### Work instructions
Exclude the pictures and retype the entries as written.

### Provided records
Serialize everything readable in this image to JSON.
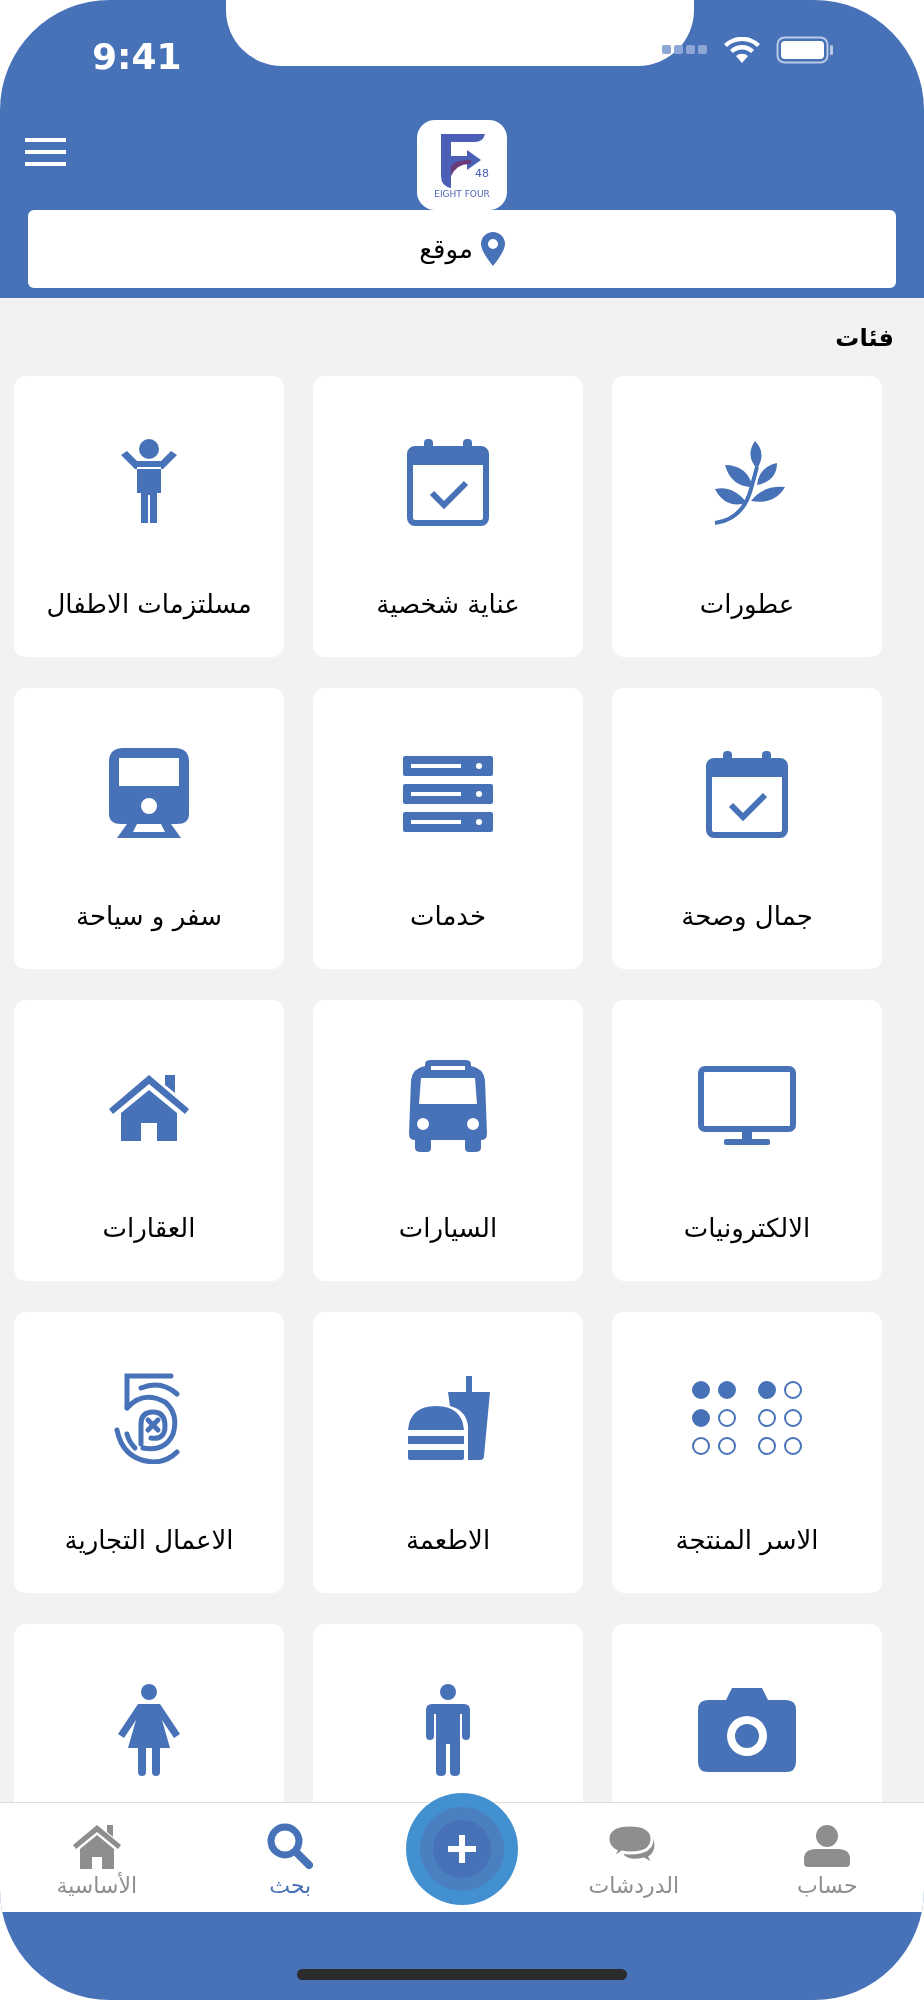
{
  "status_bar": {
    "time": "9:41"
  },
  "header": {
    "logo": {
      "number": "48",
      "caption": "EIGHT FOUR"
    },
    "location": {
      "label": "موقع"
    }
  },
  "section_title": "فئات",
  "categories": [
    {
      "kind": "full",
      "label": "عطورات"
    },
    {
      "kind": "full",
      "label": "عناية شخصية"
    },
    {
      "kind": "full",
      "label": "مسلتزمات الاطفال"
    },
    {
      "kind": "full",
      "label": "جمال وصحة"
    },
    {
      "kind": "full",
      "label": "خدمات"
    },
    {
      "kind": "full",
      "label": "سفر و سياحة"
    },
    {
      "kind": "full",
      "label": "الالكترونيات"
    },
    {
      "kind": "full",
      "label": "السيارات"
    },
    {
      "kind": "full",
      "label": "العقارات"
    },
    {
      "kind": "full",
      "label": "الاسر المنتجة"
    },
    {
      "kind": "full",
      "label": "الاطعمة"
    },
    {
      "kind": "full",
      "label": "الاعمال التجارية"
    },
    {
      "kind": "cut"
    },
    {
      "kind": "cut"
    },
    {
      "kind": "cut"
    }
  ],
  "bottom_nav": [
    {
      "kind": "tab",
      "label": "حساب",
      "selected": false
    },
    {
      "kind": "tab",
      "label": "الدردشات",
      "selected": false
    },
    {
      "kind": "add"
    },
    {
      "kind": "tab",
      "label": "بحث",
      "selected": true
    },
    {
      "kind": "tab",
      "label": "الأساسية",
      "selected": false
    }
  ]
}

### Task output
Serialize everything readable in this image to JSON.
{
  "status_bar": {
    "time": "9:41"
  },
  "header": {
    "logo": {
      "number": "48",
      "caption": "EIGHT FOUR"
    },
    "location": {
      "label": "موقع"
    }
  },
  "section_title": "فئات",
  "categories": [
    {
      "kind": "full",
      "label": "عطورات"
    },
    {
      "kind": "full",
      "label": "عناية شخصية"
    },
    {
      "kind": "full",
      "label": "مسلتزمات الاطفال"
    },
    {
      "kind": "full",
      "label": "جمال وصحة"
    },
    {
      "kind": "full",
      "label": "خدمات"
    },
    {
      "kind": "full",
      "label": "سفر و سياحة"
    },
    {
      "kind": "full",
      "label": "الالكترونيات"
    },
    {
      "kind": "full",
      "label": "السيارات"
    },
    {
      "kind": "full",
      "label": "العقارات"
    },
    {
      "kind": "full",
      "label": "الاسر المنتجة"
    },
    {
      "kind": "full",
      "label": "الاطعمة"
    },
    {
      "kind": "full",
      "label": "الاعمال التجارية"
    },
    {
      "kind": "cut"
    },
    {
      "kind": "cut"
    },
    {
      "kind": "cut"
    }
  ],
  "bottom_nav": [
    {
      "kind": "tab",
      "label": "حساب",
      "selected": false
    },
    {
      "kind": "tab",
      "label": "الدردشات",
      "selected": false
    },
    {
      "kind": "add"
    },
    {
      "kind": "tab",
      "label": "بحث",
      "selected": true
    },
    {
      "kind": "tab",
      "label": "الأساسية",
      "selected": false
    }
  ]
}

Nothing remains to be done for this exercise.